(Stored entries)
------------------------
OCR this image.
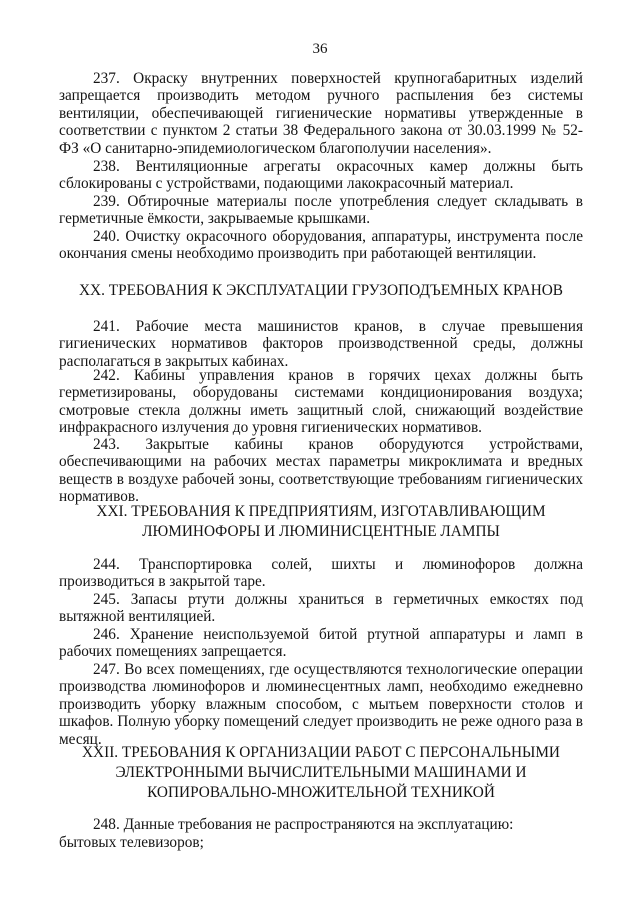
36
237. Окраску внутренних поверхностей крупногабаритных изделий запрещается производить методом ручного распыления без системы вентиляции, обеспечивающей гигиенические нормативы утвержденные в соответствии с пунктом 2 статьи 38 Федерального закона от 30.03.1999 № 52-ФЗ «О санитарно-эпидемиологическом благополучии населения».
238. Вентиляционные агрегаты окрасочных камер должны быть сблокированы с устройствами, подающими лакокрасочный материал.
239. Обтирочные материалы после употребления следует складывать в герметичные ёмкости, закрываемые крышками.
240. Очистку окрасочного оборудования, аппаратуры, инструмента после окончания смены необходимо производить при работающей вентиляции.
XX. ТРЕБОВАНИЯ К ЭКСПЛУАТАЦИИ ГРУЗОПОДЪЕМНЫХ КРАНОВ
241. Рабочие места машинистов кранов, в случае превышения гигиенических нормативов факторов производственной среды, должны располагаться в закрытых кабинах.
242. Кабины управления кранов в горячих цехах должны быть герметизированы, оборудованы системами кондиционирования воздуха; смотровые стекла должны иметь защитный слой, снижающий воздействие инфракрасного излучения до уровня гигиенических нормативов.
243. Закрытые кабины кранов оборудуются устройствами, обеспечивающими на рабочих местах параметры микроклимата и вредных веществ в воздухе рабочей зоны, соответствующие требованиям гигиенических нормативов.
XXI. ТРЕБОВАНИЯ К ПРЕДПРИЯТИЯМ, ИЗГОТАВЛИВАЮЩИМ
ЛЮМИНОФОРЫ И ЛЮМИНИСЦЕНТНЫЕ ЛАМПЫ
244. Транспортировка солей, шихты и люминофоров должна производиться в закрытой таре.
245. Запасы ртути должны храниться в герметичных емкостях под вытяжной вентиляцией.
246. Хранение неиспользуемой битой ртутной аппаратуры и ламп в рабочих помещениях запрещается.
247. Во всех помещениях, где осуществляются технологические операции производства люминофоров и люминесцентных ламп, необходимо ежедневно производить уборку влажным способом, с мытьем поверхности столов и шкафов. Полную уборку помещений следует производить не реже одного раза в месяц.
XXII. ТРЕБОВАНИЯ К ОРГАНИЗАЦИИ РАБОТ С ПЕРСОНАЛЬНЫМИ
ЭЛЕКТРОННЫМИ ВЫЧИСЛИТЕЛЬНЫМИ МАШИНАМИ И
КОПИРОВАЛЬНО-МНОЖИТЕЛЬНОЙ ТЕХНИКОЙ
248. Данные требования не распространяются на эксплуатацию:
бытовых телевизоров;
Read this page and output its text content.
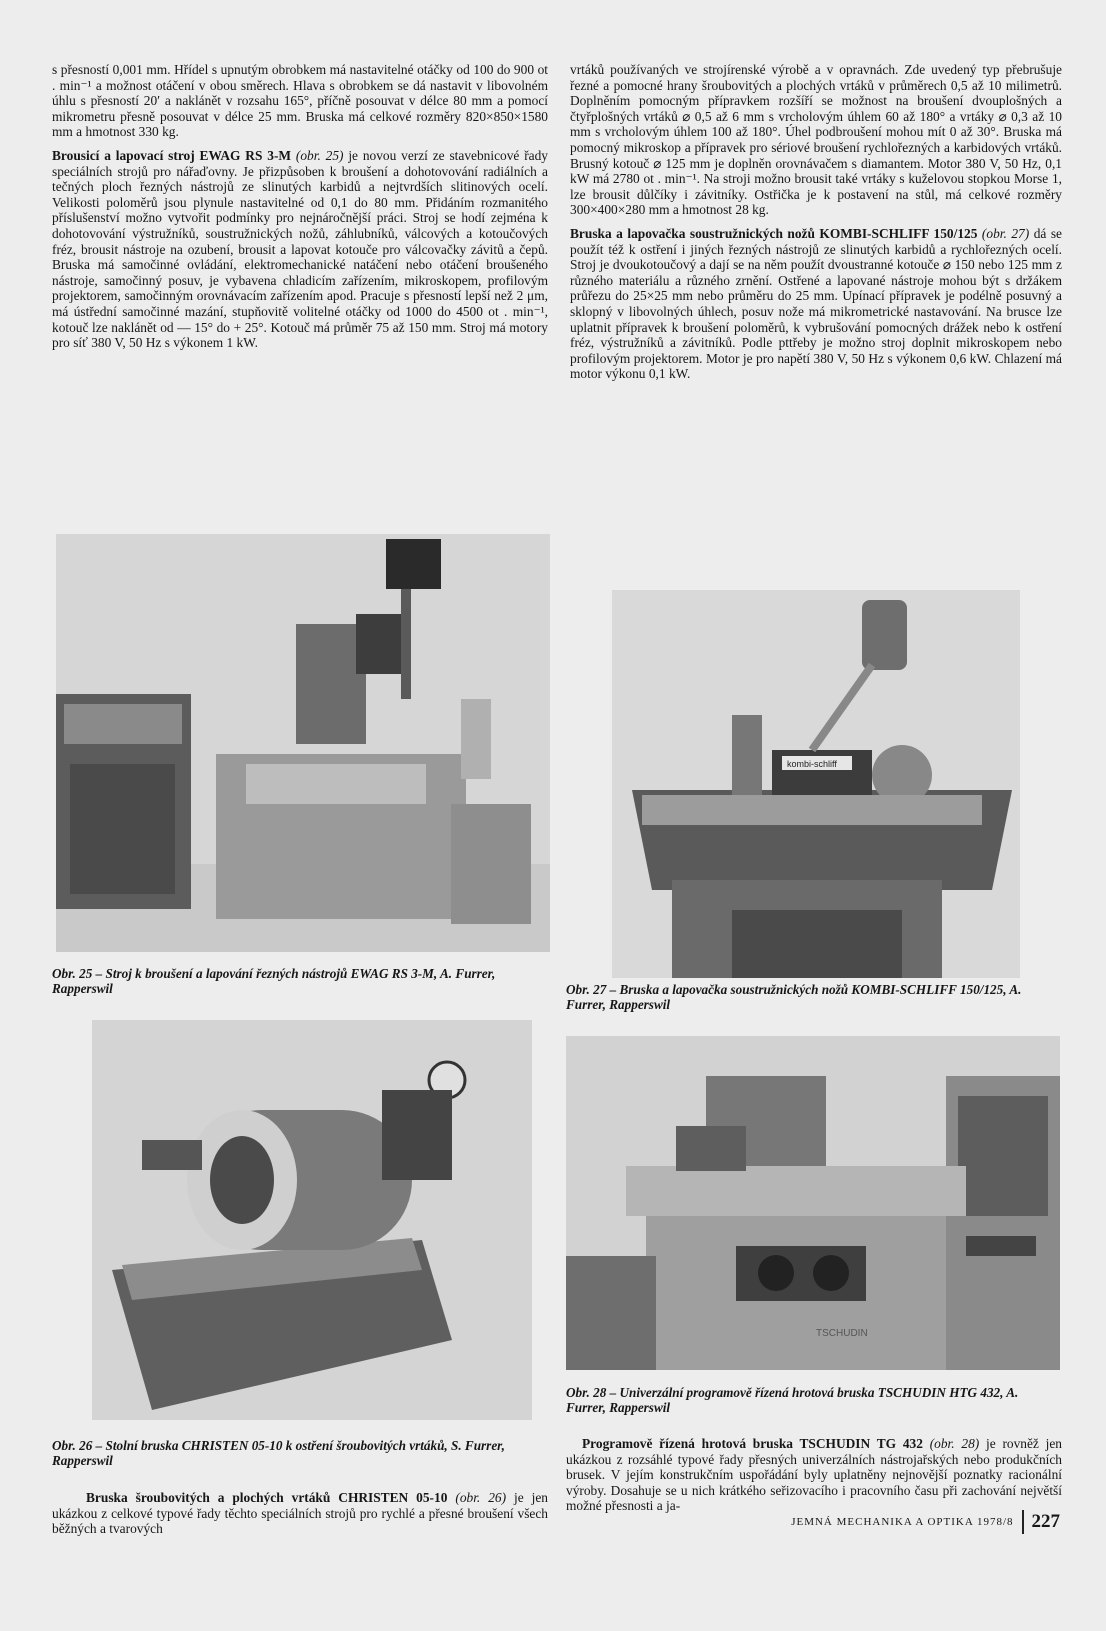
s přesností 0,001 mm. Hřídel s upnutým obrobkem má nastavitelné otáčky od 100 do 900 ot . min⁻¹ a možnost otáčení v obou směrech. Hlava s obrobkem se dá nastavit v libovolném úhlu s přesností 20′ a naklánět v rozsahu 165°, příčně posouvat v délce 80 mm a pomocí mikrometru přesně posouvat v délce 25 mm. Bruska má celkové rozměry 820×850×1580 mm a hmotnost 330 kg.

Brousicí a lapovací stroj EWAG RS 3-M (obr. 25) je novou verzí ze stavebnicové řady speciálních strojů pro nářaďovny. Je přizpůsoben k broušení a dohotovování radiálních a tečných ploch řezných nástrojů ze slinutých karbidů a nejtvrdších slitinových ocelí. Velikosti poloměrů jsou plynule nastavitelné od 0,1 do 80 mm. Přidáním rozmanitého příslušenství možno vytvořit podmínky pro nejnáročnější práci. Stroj se hodí zejména k dohotovování výstružníků, soustružnických nožů, záhlubníků, válcových a kotoučových fréz, brousit nástroje na ozubení, brousit a lapovat kotouče pro válcovačky závitů a čepů. Bruska má samočinné ovládání, elektromechanické natáčení nebo otáčení broušeného nástroje, samočinný posuv, je vybavena chladicím zařízením, mikroskopem, profilovým projektorem, samočinným orovnávacím zařízením apod. Pracuje s přesností lepší než 2 μm, má ústřední samočinné mazání, stupňovitě volitelné otáčky od 1000 do 4500 ot . min⁻¹, kotouč lze naklánět od — 15° do + 25°. Kotouč má průměr 75 až 150 mm. Stroj má motory pro síť 380 V, 50 Hz s výkonem 1 kW.

vrtáků používaných ve strojírenské výrobě a v opravnách. Zde uvedený typ přebrušuje řezné a pomocné hrany šroubovitých a plochých vrtáků v průměrech 0,5 až 10 milimetrů. Doplněním pomocným přípravkem rozšíří se možnost na broušení dvouplošných a čtyřplošných vrtáků ⌀ 0,5 až 6 mm s vrcholovým úhlem 60 až 180° a vrtáky ⌀ 0,3 až 10 mm s vrcholovým úhlem 100 až 180°. Úhel podbroušení mohou mít 0 až 30°. Bruska má pomocný mikroskop a přípravek pro sériové broušení rychlořezných a karbidových vrtáků. Brusný kotouč ⌀ 125 mm je doplněn orovnávačem s diamantem. Motor 380 V, 50 Hz, 0,1 kW má 2780 ot . min⁻¹. Na stroji možno brousit také vrtáky s kuželovou stopkou Morse 1, lze brousit důlčíky i závitníky. Ostřička je k postavení na stůl, má celkové rozměry 300×400×280 mm a hmotnost 28 kg.

Bruska a lapovačka soustružnických nožů KOMBI-SCHLIFF 150/125 (obr. 27) dá se použít též k ostření i jiných řezných nástrojů ze slinutých karbidů a rychlořezných ocelí. Stroj je dvoukotoučový a dají se na něm použít dvoustranné kotouče ⌀ 150 nebo 125 mm z různého materiálu a různého zrnění. Ostřené a lapované nástroje mohou být s držákem průřezu do 25×25 mm nebo průměru do 25 mm. Upínací přípravek je podélně posuvný a sklopný v libovolných úhlech, posuv nože má mikrometrické nastavování. Na brusce lze uplatnit přípravek k broušení poloměrů, k vybrušování pomocných drážek nebo k ostření fréz, výstružníků a závitníků. Podle pttřeby je možno stroj doplnit mikroskopem nebo profilovým projektorem. Motor je pro napětí 380 V, 50 Hz s výkonem 0,6 kW. Chlazení má motor výkonu 0,1 kW.

Obr. 25 – Stroj k broušení a lapování řezných nástrojů EWAG RS 3-M, A. Furrer, Rapperswil
Obr. 26 – Stolní bruska CHRISTEN 05-10 k ostření šroubovitých vrtáků, S. Furrer, Rapperswil

Bruska šroubovitých a plochých vrtáků CHRISTEN 05-10 (obr. 26) je jen ukázkou z celkové typové řady těchto speciálních strojů pro rychlé a přesné broušení všech běžných a tvarových

kombi-schliff
Obr. 27 – Bruska a lapovačka soustružnických nožů KOMBI-SCHLIFF 150/125, A. Furrer, Rapperswil
TSCHUDIN
Obr. 28 – Univerzální programově řízená hrotová bruska TSCHUDIN HTG 432, A. Furrer, Rapperswil

Programově řízená hrotová bruska TSCHUDIN TG 432 (obr. 28) je rovněž jen ukázkou z rozsáhlé typové řady přesných univerzálních nástrojařských nebo produkčních brusek. V jejím konstrukčním uspořádání byly uplatněny nejnovější poznatky racionální výroby. Dosahuje se u nich krátkého seřizovacího i pracovního času při zachování největší možné přesnosti a ja-

JEMNÁ MECHANIKA A OPTIKA 1978/8 227
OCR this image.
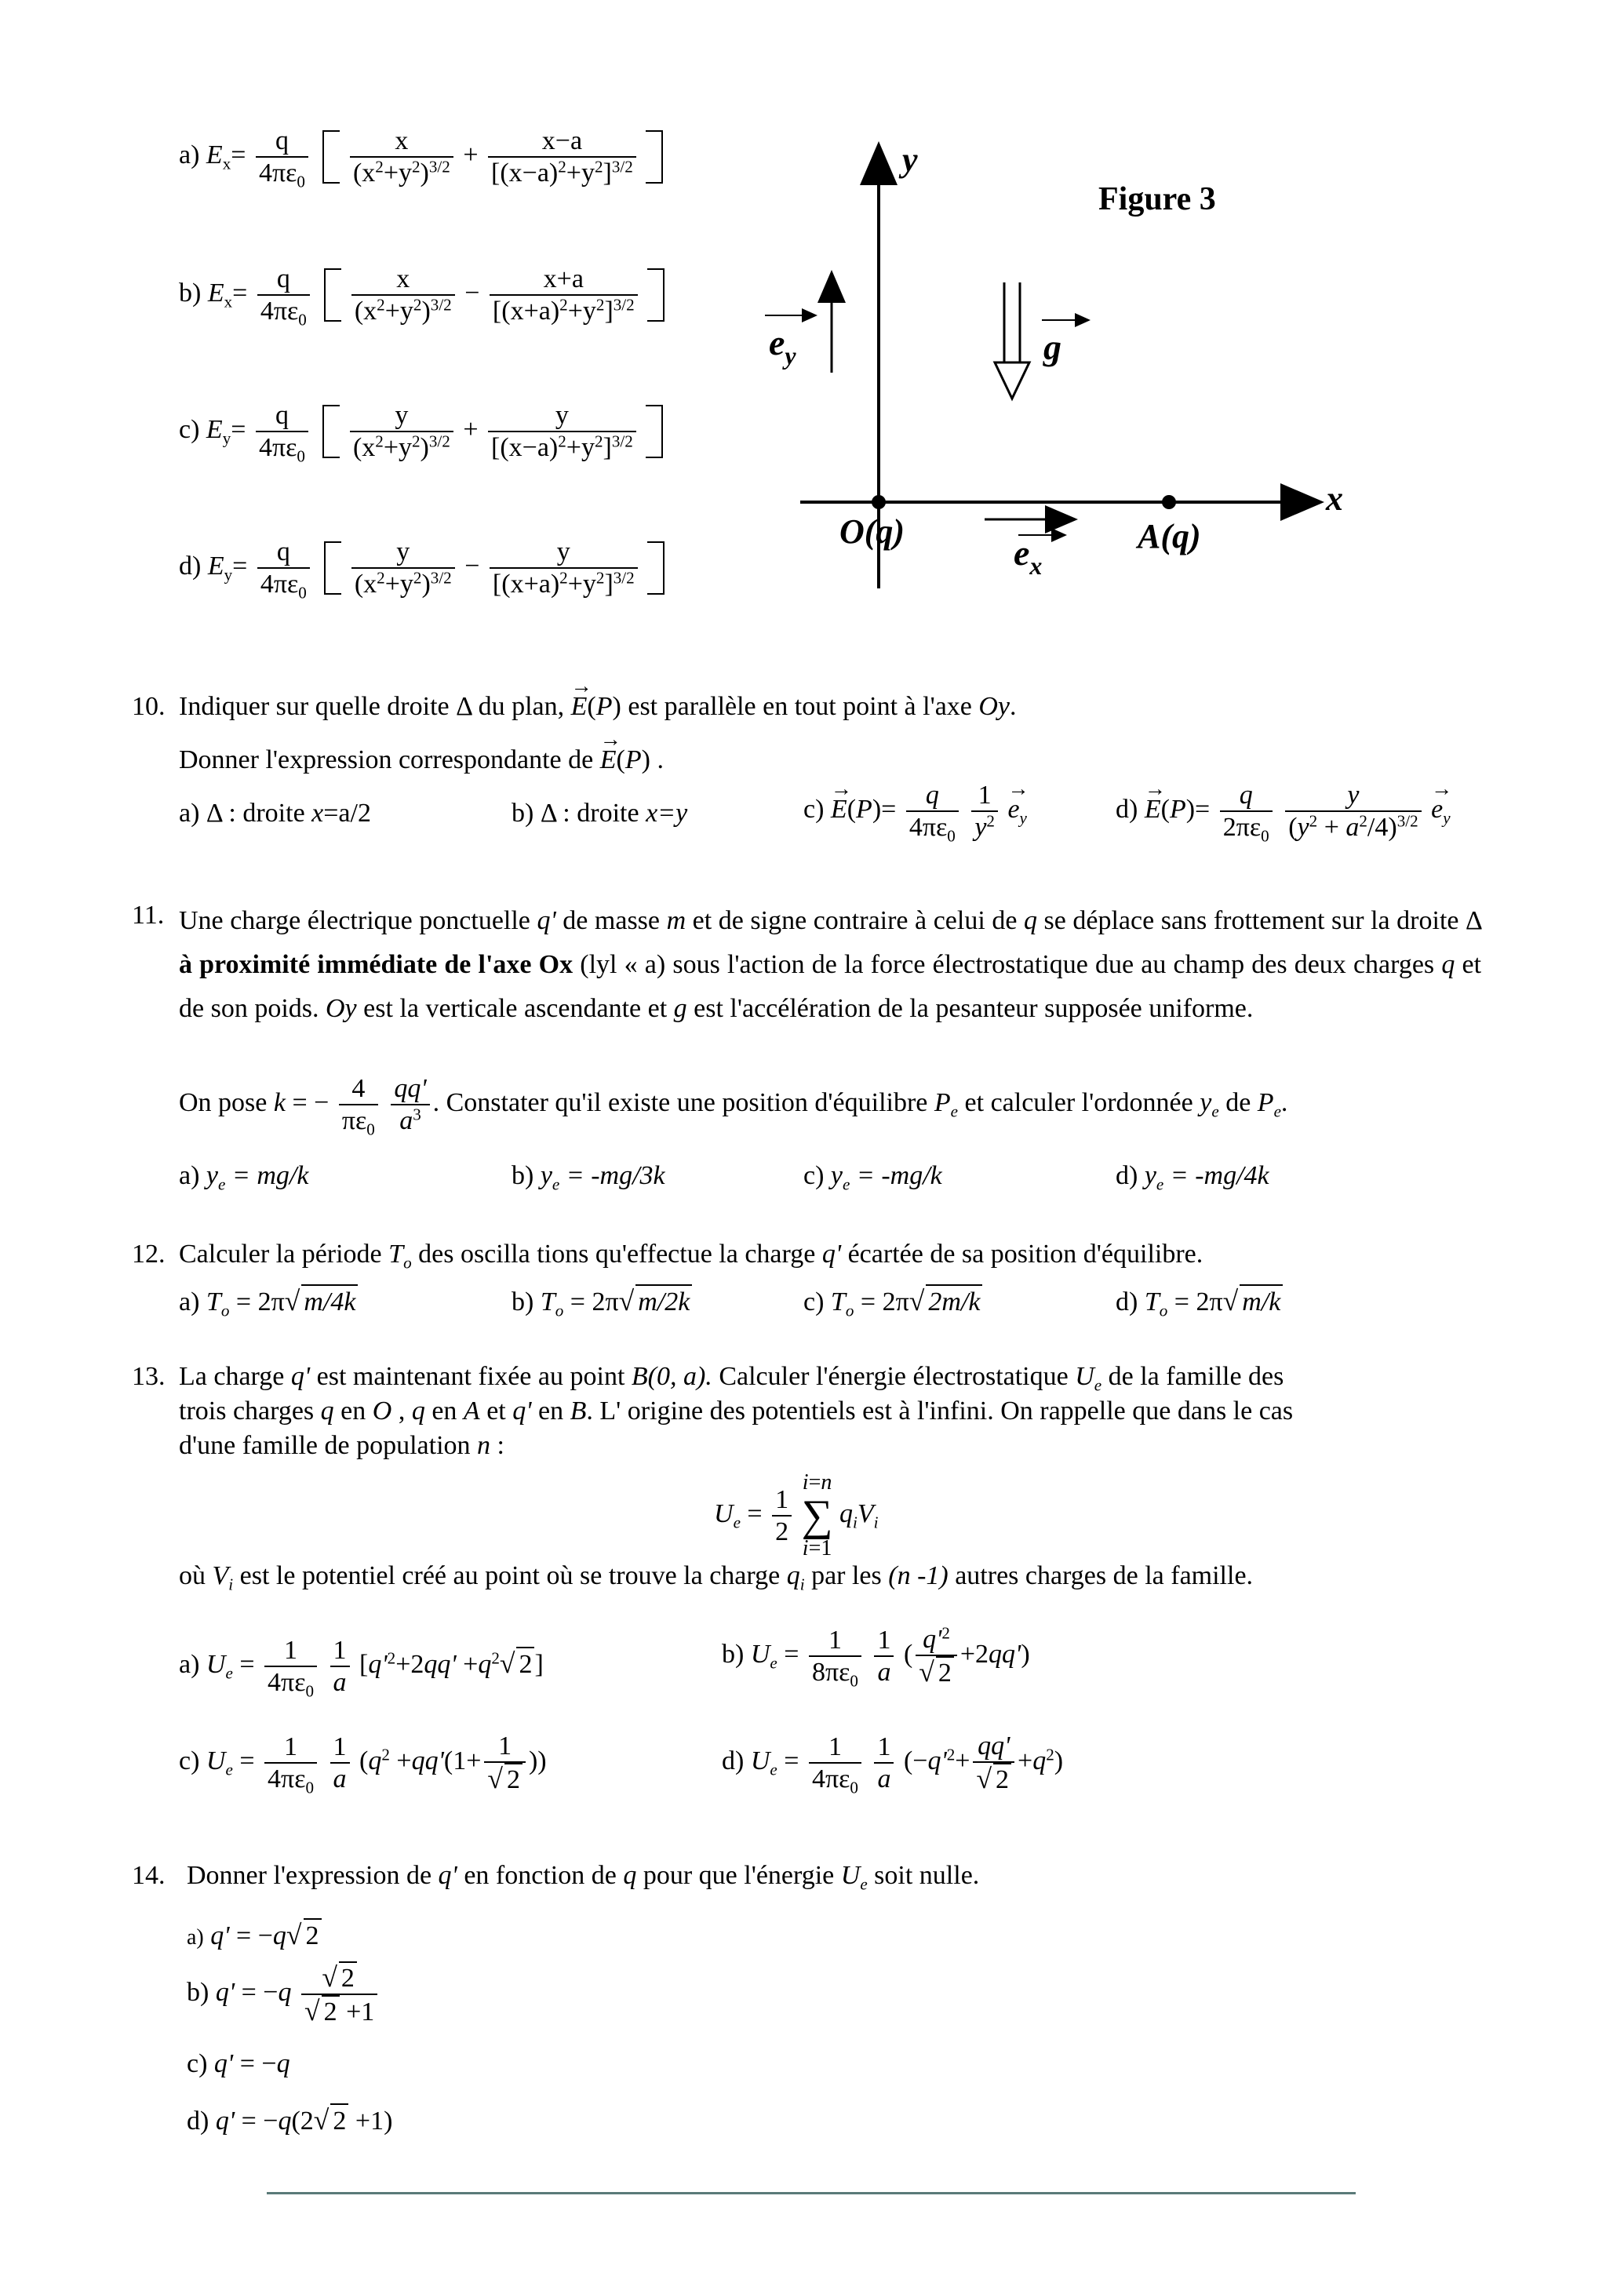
a) $E_x= \frac{q}{4\pi\varepsilon_0}$
$\frac{x}{(x^2+y^2)^{3/2}} + \frac{x-a}{[(x-a)^2+y^2]^{3/2}}$

b) $E_x= \frac{q}{4\pi\varepsilon_0}$
$\frac{x}{(x^2+y^2)^{3/2}} - \frac{x+a}{[(x+a)^2+y^2]^{3/2}}$

c) $E_y= \frac{q}{4\pi\varepsilon_0}$
$\frac{y}{(x^2+y^2)^{3/2}} + \frac{y}{[(x-a)^2+y^2]^{3/2}}$

d) $E_y= \frac{q}{4\pi\varepsilon_0}$
$\frac{y}{(x^2+y^2)^{3/2}} - \frac{y}{[(x+a)^2+y^2]^{3/2}}$

y
x
Figure 3
O(q)	A(q)
$e_y$	g
$e_x$
10. Indiquer sur quelle droite Δ du plan, → E(P) est parallèle en tout point à l'axe Oy.
Donner l'expression correspondante de → E(P) .
a) Δ : droite x=a/2	b) Δ : droite x=y	$c) \to E(P)= \frac{q}{4\pi\varepsilon_0}$
$\frac{1}{y^2}$
→ $e_y$	$d) \to E(P)= \frac{q}{2\pi\varepsilon_0}$
$\frac{y}{(y^2 + a^2/4)^{3/2}}$
→ $e_y$
11. Une charge électrique ponctuelle q' de masse m et de signe contraire à celui de q se déplace sans frottement sur la droite Δ à proximité immédiate de l'axe Ox (lyl « a) sous l'action de la force électrostatique due au champ des deux charges q et de son poids. Oy est la verticale ascendante et g est l'accélération de la pesanteur supposée uniforme.
On pose k = − $\frac{4}{\pi\varepsilon_0}$
$\frac{qq'}{a^3}$ . Constater qu'il existe une position d'équilibre $P_e$ et calculer l'ordonnée $y_e$ de $P_e$.
a) $y_e = mg/k$	b) $y_e = -mg/3k$	c) $y_e = -mg/k$	d) $y_e = -mg/4k$
12. Calculer la période $T_o$ des oscilla tions qu'effectue la charge q' écartée de sa position d'équilibre.
a) $T_o = 2\pi√$ m/4k	b) $T_o = 2\pi√$ m/2k	c) $T_o = 2\pi√$ 2m/k	d) $T_o = 2\pi√$ m/k
13. La charge q' est maintenant fixée au point B(0, a). Calculer l'énergie électrostatique $U_e$ de la famille des
trois charges q en O , q en A et q' en B. L' origine des potentiels est à l'infini. On rappelle que dans le cas
d'une famille de population n :
$U_e = \frac{1}{2}$

i=n
∑
i=1
$q_iV_i$
où $V_i$ est le potentiel créé au point où se trouve la charge $q_i$ par les (n -1) autres charges de la famille.
a) $U_e = \frac{1}{4\pi\varepsilon_0}$
$\frac{1}{a} [q'^2+2qq' +q^2√$ 2]	b) $U_e = \frac{1}{8\pi\varepsilon_0}$
$\frac{1}{a}$ ( $\frac{q'^2}{√ 2} +2qq'$)
c) $U_e = \frac{1}{4\pi\varepsilon_0}$
$\frac{1}{a} (q^2 +qq'(1+ \frac{1}{√ 2}$ ))	d) $U_e = \frac{1}{4\pi\varepsilon_0}$
$\frac{1}{a} (-q'^2+ \frac{qq'}{√ 2} +q^2)$
14. Donner l'expression de q' en fonction de q pour que l'énergie $U_e$ soit nulle.
a) q' = −q√ 2
b) $q' = -q \frac{√ 2}{√ 2 +1}$
c) q' = −q
d) q' = −q(2√ 2 +1)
------------------------
SET EXERCISE
Using the records above, pull out each line where the word "point" occurs.

ANSWER TO THIS PROBLEM
10. Indiquer sur quelle droite Δ du plan, → E(P) est parallèle en tout point à l'axe Oy.
13. La charge q' est maintenant fixée au point B(0, a). Calculer l'énergie électrostatique $U_e$ de la famille des
où $V_i$ est le potentiel créé au point où se trouve la charge $q_i$ par les (n -1) autres charges de la famille.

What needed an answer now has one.